Prompt 1 :: In the salsa thread, which three ingredients does Blister puree in equal parts for a chow chow/salsa mix?

Page extract ::
»»
# Salsa



## Nowell3 (Oct 23, 2008)

Does anybody have any good salsa recipes that they would like to share with me? Thanks!


----------



## Blister (Oct 21, 2008)

Nowell3 said:


> Does anybody have any good salsa recipes that they would like to share with me? Thanks!


Basic salsa is pretty easy. It's just chili peppers, sweet peppers, tomato and onion. Basic salsa doesn't require any spices, the chili peppers take care of that.

I make kind of a chow chow/salsa mix by pureeing equal parts jalapeno, tomato and onion. It goes good with eggs and meats on flour tortillas. I'm sure there are a lot more variations out there.


----------



## westbrook (Oct 28, 2008)

a simple recipe...

1 bn. fresh cilantro, chopped
6 or more diced tomatoes
1 bn. green onions sliced thin
1/4 ts. sugar
1/2 ts. salt

optional diced chili's


----------



## westbrook (Oct 28, 2008)

this recipe is for canning and is awe some!
««
Spatial layout entries ::
»»
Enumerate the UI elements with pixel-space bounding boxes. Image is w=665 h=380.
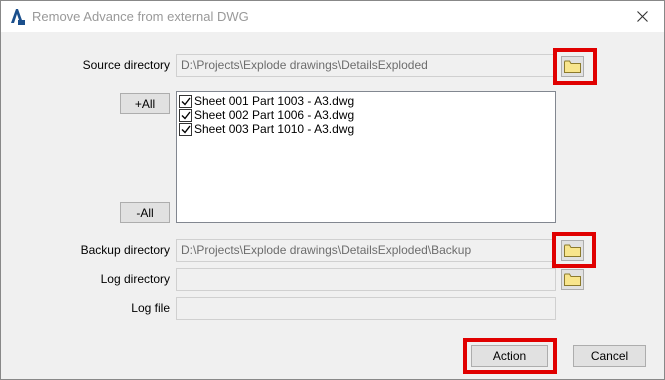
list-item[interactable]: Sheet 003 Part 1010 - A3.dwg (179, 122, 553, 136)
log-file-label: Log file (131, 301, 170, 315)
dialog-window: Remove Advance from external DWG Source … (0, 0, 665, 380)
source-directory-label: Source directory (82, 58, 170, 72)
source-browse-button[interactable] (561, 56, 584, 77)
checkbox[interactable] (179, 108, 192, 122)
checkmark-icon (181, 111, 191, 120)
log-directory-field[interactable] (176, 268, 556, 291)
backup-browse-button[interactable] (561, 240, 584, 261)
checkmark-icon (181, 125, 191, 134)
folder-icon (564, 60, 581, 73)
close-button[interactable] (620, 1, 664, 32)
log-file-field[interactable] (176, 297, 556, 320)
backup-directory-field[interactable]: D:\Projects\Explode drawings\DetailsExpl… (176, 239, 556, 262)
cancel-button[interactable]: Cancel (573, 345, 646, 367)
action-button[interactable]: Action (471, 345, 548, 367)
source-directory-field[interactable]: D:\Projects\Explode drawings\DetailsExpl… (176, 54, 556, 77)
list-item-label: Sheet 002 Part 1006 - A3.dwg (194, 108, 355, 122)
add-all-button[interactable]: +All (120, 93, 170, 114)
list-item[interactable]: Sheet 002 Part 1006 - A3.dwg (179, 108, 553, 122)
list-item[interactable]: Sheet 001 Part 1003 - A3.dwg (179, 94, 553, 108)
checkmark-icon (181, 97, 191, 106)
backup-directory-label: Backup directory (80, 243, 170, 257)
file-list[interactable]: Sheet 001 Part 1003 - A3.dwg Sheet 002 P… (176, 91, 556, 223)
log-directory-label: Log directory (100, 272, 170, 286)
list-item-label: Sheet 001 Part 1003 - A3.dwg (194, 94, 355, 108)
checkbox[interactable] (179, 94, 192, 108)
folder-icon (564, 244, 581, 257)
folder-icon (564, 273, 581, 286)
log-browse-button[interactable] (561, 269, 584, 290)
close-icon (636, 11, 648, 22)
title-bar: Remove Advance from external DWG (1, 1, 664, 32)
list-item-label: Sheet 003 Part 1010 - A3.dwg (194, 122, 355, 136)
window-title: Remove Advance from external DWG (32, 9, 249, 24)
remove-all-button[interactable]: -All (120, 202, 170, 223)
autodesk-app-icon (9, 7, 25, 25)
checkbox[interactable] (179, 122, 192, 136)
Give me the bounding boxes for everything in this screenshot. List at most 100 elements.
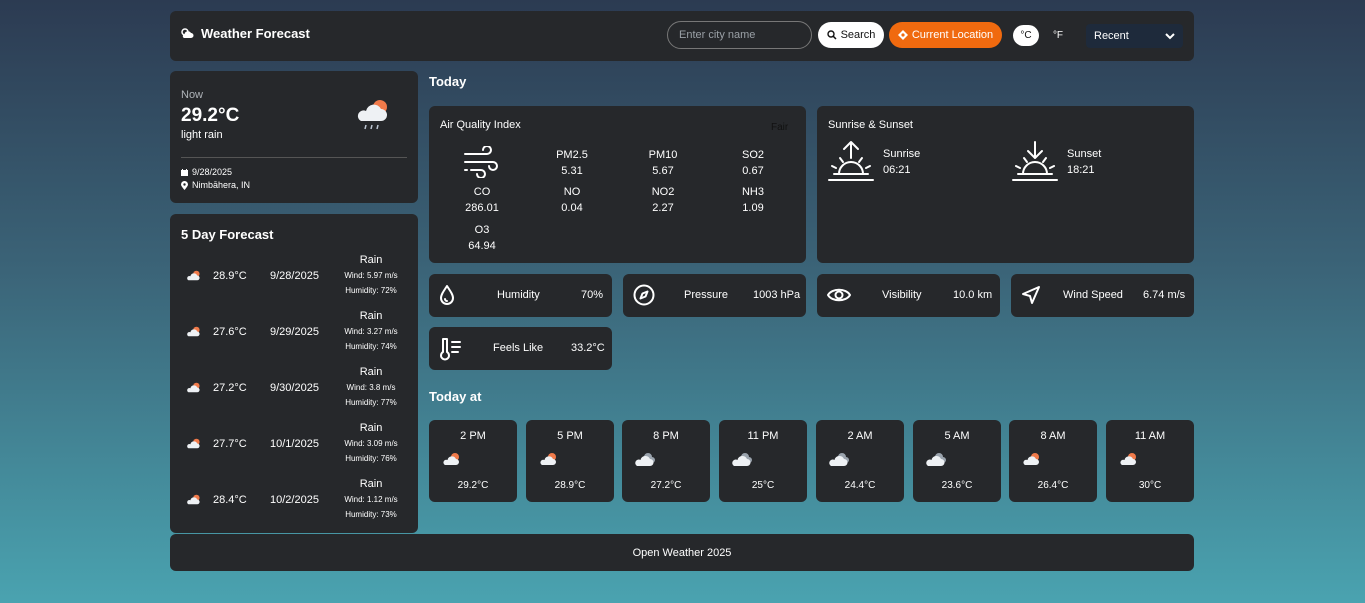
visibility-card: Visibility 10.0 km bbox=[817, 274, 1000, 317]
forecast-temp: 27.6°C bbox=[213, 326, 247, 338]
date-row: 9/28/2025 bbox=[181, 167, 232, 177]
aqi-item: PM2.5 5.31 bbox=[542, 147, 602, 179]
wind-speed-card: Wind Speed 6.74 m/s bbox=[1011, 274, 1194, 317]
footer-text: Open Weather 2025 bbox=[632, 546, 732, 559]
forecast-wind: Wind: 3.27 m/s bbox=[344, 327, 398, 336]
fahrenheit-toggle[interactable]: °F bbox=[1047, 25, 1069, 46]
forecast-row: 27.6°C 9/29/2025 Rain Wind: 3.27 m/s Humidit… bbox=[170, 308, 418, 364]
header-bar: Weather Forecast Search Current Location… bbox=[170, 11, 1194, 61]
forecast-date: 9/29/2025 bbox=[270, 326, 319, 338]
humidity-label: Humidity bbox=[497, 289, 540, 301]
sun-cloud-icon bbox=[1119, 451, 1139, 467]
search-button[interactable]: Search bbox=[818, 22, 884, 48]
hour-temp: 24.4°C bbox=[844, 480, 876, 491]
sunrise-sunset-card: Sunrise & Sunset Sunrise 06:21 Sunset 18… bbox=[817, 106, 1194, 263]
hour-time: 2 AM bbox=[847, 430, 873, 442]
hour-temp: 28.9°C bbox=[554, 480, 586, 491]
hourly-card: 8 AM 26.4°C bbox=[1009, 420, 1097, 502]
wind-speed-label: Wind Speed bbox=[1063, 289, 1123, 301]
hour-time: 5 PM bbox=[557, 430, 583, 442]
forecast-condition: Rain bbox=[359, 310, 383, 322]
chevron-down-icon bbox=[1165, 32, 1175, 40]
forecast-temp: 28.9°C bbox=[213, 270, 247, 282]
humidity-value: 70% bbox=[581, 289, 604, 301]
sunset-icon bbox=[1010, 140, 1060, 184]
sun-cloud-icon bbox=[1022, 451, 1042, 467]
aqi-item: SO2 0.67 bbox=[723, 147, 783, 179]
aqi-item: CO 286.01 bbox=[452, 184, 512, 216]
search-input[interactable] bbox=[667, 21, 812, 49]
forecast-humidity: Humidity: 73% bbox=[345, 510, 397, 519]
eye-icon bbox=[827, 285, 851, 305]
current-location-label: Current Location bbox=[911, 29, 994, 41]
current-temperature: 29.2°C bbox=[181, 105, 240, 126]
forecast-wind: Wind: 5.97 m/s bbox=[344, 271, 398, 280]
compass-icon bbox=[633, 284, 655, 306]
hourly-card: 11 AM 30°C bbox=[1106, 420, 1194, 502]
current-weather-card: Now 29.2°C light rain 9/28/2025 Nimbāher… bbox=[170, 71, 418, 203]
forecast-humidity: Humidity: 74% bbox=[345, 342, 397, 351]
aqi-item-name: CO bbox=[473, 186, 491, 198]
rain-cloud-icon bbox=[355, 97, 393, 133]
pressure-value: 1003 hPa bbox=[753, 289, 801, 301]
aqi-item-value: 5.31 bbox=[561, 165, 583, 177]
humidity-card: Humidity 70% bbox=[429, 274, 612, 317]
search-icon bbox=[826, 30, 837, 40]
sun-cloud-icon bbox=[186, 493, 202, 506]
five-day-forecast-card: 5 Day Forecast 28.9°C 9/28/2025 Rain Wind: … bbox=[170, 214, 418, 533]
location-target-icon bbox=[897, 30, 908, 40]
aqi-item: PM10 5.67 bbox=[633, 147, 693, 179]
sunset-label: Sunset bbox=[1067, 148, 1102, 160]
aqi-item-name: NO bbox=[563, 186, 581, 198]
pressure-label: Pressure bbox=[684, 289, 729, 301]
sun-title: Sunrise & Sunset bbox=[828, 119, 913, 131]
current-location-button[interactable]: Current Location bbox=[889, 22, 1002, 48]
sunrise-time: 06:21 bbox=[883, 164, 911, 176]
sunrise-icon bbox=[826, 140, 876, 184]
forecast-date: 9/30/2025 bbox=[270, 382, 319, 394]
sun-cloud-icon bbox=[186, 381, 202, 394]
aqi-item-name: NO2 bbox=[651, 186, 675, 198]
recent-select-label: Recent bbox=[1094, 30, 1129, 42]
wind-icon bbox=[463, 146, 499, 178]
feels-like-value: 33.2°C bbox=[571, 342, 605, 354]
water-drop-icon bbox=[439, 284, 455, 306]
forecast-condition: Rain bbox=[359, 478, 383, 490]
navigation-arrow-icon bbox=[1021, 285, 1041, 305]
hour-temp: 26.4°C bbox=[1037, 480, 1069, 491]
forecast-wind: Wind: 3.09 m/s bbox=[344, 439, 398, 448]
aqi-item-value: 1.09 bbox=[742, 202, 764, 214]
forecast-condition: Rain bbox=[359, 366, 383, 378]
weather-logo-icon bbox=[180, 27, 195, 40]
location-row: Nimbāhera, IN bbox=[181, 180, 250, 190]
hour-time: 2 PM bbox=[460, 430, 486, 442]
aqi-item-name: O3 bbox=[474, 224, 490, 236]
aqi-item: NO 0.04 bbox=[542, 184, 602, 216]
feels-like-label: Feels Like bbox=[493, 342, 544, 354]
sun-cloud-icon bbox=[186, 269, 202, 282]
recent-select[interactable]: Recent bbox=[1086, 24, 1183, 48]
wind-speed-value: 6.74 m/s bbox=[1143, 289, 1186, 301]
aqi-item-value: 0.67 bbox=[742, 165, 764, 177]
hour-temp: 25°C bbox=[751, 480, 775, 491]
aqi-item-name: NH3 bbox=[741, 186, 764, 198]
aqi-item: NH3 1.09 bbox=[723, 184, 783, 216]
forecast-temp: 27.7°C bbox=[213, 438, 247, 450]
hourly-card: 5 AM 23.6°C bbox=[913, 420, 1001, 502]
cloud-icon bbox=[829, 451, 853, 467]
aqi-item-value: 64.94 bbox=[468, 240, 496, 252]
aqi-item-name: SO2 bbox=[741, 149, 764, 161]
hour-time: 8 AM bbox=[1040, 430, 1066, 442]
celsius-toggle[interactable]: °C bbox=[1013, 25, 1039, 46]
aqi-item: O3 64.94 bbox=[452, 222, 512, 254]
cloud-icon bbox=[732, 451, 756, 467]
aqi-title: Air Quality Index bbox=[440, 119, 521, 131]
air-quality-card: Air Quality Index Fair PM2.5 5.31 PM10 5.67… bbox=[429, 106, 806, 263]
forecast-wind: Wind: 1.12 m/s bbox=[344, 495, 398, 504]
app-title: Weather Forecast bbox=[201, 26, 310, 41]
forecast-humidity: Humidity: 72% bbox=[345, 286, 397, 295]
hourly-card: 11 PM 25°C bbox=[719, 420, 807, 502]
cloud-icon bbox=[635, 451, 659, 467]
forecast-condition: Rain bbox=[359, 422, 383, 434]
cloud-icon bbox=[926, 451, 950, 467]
««
»»
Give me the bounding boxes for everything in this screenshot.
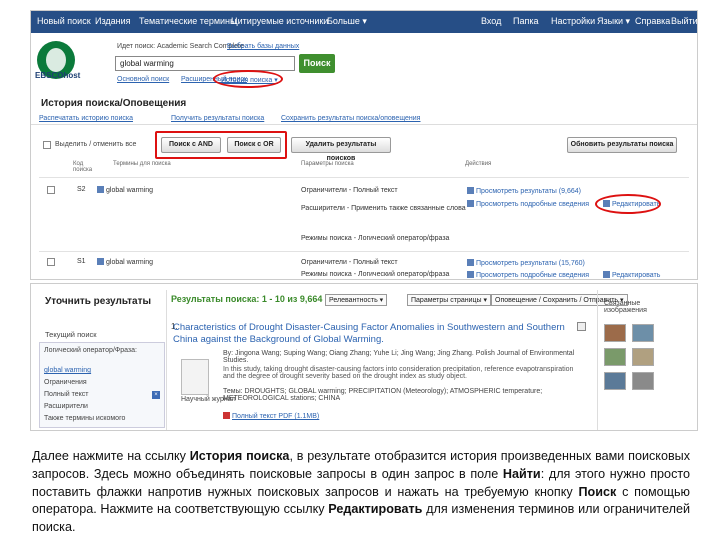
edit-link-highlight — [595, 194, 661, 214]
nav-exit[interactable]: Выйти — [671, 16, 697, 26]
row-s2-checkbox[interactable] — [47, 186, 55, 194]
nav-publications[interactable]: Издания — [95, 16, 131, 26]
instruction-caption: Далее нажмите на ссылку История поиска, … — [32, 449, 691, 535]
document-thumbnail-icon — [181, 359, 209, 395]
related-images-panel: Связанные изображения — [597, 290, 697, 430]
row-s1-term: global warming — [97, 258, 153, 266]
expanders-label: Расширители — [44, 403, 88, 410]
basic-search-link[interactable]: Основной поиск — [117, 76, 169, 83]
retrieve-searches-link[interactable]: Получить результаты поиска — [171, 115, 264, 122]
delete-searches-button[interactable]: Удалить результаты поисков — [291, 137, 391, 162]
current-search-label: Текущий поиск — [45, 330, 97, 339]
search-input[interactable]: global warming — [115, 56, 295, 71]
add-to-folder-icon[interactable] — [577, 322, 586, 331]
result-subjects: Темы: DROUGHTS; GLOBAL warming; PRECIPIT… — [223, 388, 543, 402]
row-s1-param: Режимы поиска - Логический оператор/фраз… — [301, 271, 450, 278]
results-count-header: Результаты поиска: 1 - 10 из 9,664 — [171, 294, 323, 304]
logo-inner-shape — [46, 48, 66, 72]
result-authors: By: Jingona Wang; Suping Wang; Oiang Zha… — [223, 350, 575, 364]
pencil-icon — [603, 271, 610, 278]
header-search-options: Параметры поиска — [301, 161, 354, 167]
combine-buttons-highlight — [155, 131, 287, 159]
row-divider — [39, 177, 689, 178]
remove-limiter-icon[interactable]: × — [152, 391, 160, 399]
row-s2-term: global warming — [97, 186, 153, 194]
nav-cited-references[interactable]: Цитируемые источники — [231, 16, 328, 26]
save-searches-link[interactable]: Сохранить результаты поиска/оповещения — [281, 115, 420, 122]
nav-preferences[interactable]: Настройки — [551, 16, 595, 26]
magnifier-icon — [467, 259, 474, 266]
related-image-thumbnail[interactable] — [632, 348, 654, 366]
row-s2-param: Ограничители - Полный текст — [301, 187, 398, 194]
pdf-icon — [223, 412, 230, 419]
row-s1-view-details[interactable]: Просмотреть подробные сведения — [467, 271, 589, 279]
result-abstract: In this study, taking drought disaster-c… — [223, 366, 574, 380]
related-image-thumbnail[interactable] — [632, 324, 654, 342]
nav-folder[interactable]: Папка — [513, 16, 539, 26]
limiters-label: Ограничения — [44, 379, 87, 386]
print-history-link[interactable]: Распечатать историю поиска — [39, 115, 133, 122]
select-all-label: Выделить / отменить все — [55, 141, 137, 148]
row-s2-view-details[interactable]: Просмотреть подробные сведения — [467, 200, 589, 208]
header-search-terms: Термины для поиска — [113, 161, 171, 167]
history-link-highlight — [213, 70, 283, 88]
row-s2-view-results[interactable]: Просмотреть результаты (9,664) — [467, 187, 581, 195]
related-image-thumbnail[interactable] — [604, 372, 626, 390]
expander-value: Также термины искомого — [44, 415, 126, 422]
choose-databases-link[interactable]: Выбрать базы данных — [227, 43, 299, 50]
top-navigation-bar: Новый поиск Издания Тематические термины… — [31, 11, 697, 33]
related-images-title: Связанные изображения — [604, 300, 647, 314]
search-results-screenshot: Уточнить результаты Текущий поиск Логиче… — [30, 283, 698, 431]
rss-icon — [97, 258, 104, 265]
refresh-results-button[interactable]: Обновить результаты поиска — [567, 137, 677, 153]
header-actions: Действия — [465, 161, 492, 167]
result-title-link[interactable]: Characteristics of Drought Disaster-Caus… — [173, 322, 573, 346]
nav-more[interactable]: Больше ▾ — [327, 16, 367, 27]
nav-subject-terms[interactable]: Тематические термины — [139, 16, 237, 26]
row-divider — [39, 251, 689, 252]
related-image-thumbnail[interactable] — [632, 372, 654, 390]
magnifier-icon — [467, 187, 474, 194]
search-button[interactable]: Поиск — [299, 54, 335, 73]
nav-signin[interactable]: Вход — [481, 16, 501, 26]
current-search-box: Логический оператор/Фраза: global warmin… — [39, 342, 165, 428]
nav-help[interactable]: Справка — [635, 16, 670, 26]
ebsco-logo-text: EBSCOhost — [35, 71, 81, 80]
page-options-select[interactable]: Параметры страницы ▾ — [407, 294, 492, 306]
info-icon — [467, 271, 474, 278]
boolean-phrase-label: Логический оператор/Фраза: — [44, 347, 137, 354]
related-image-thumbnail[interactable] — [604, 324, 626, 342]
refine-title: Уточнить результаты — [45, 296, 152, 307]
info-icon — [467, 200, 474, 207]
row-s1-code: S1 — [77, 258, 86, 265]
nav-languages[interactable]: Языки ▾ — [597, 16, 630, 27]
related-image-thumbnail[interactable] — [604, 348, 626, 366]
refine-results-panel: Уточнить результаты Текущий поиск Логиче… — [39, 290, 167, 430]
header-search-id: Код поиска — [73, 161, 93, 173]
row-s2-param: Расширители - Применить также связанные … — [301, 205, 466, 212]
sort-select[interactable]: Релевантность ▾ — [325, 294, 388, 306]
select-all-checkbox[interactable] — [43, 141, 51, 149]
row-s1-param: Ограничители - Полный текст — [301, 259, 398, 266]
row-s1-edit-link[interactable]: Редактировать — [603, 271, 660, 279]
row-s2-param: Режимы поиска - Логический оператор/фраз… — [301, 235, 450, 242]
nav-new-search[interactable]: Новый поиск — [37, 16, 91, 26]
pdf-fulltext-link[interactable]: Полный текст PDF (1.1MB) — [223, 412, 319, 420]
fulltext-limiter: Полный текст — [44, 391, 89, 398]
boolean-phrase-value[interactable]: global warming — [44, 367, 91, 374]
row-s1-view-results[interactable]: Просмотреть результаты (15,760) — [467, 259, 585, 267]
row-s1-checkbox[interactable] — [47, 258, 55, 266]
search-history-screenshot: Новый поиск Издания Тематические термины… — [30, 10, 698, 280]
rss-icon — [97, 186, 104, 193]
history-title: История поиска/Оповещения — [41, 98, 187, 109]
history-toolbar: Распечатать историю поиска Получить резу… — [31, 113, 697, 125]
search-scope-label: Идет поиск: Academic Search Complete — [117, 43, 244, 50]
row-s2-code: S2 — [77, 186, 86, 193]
««
Prompt 2 :: Print the part of the rows that opens with the line containing "visibility-card: Visibility 10.0" and closes with the line containing "fahrenheit-toggle[interactable]: °F bbox=[1047, 25, 1069, 46]", keeping every line unchanged.

Reply 1 :: Jalapeno, tomato and onion.

Reply 2 ::
visibility-card: Visibility 10.0 km bbox=[817, 274, 1000, 317]
forecast-temp: 27.6°C bbox=[213, 326, 247, 338]
date-row: 9/28/2025 bbox=[181, 167, 232, 177]
aqi-item: PM2.5 5.31 bbox=[542, 147, 602, 179]
wind-speed-card: Wind Speed 6.74 m/s bbox=[1011, 274, 1194, 317]
footer-text: Open Weather 2025 bbox=[632, 546, 732, 559]
forecast-wind: Wind: 3.27 m/s bbox=[344, 327, 398, 336]
fahrenheit-toggle[interactable]: °F bbox=[1047, 25, 1069, 46]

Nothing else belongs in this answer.